[Collected data]
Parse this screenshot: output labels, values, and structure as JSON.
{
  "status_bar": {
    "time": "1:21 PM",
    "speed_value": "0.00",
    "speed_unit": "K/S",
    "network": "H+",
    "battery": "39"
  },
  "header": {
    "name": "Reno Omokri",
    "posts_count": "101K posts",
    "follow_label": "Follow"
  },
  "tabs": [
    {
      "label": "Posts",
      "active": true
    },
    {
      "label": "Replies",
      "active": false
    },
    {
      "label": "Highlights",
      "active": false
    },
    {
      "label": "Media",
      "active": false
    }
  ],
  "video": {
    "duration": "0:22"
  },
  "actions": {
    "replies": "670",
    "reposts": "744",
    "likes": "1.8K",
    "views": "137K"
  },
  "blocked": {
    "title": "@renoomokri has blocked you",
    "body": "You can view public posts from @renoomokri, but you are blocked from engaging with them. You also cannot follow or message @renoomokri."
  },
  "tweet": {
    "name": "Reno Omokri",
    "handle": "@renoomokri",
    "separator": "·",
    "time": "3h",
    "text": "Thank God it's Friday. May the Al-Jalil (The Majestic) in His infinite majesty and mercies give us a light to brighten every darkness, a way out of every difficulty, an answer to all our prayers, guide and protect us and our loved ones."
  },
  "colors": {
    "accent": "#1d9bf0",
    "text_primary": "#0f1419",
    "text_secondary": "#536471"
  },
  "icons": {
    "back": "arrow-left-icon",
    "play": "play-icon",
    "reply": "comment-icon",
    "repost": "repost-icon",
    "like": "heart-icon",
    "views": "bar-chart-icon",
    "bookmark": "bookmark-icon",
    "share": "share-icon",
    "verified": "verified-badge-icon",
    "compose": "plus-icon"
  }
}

• [PROBLEM TO WORK ON]:
From the records above, copy every line that holds the word "renoomokri".

• [EXERCISE OUTPUT]:
    "title": "@renoomokri has blocked you",
    "body": "You can view public posts from @renoomokri, but you are blocked from engaging with them. You also cannot follow or message @renoomokri."
    "handle": "@renoomokri",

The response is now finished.